AIM:
Filter these entries, keeping only lines that hold the word "document".

Records from a data collection
○ ○ ○

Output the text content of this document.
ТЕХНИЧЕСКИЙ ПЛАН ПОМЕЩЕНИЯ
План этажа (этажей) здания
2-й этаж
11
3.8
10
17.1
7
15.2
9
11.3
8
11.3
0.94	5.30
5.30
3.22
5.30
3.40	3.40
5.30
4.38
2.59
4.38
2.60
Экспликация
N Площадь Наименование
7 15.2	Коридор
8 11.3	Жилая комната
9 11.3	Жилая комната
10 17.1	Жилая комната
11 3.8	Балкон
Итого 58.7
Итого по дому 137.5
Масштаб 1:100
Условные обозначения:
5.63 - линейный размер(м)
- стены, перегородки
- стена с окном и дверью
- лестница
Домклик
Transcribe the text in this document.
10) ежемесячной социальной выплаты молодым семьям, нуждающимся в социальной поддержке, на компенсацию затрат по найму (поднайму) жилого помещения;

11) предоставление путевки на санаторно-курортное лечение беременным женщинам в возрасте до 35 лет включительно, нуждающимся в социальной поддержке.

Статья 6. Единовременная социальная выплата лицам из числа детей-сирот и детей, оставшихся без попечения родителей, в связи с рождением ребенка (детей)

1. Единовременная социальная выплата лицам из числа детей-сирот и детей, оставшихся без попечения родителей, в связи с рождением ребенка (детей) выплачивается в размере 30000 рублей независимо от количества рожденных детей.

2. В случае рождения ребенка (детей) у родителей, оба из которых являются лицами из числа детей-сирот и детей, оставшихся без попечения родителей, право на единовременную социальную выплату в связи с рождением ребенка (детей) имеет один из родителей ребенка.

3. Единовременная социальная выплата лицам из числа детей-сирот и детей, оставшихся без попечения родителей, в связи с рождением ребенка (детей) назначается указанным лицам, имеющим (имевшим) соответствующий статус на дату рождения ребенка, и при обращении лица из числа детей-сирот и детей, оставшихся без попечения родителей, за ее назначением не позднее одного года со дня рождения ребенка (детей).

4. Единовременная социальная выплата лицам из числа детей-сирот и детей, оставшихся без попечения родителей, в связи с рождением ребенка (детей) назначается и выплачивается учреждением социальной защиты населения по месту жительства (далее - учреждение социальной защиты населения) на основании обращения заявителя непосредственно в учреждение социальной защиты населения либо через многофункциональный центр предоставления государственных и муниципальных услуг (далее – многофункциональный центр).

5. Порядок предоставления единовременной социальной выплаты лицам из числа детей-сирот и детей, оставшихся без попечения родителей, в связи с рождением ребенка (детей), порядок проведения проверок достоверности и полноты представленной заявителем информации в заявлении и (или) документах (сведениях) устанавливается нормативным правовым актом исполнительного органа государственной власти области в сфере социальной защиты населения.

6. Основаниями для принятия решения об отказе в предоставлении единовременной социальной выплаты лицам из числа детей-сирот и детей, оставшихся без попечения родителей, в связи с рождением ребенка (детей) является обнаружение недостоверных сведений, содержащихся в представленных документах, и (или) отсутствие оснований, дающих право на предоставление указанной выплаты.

○ ○ ○

RESPONSE BELOW:
Output the text content of this document.
Transcribe the text in this document.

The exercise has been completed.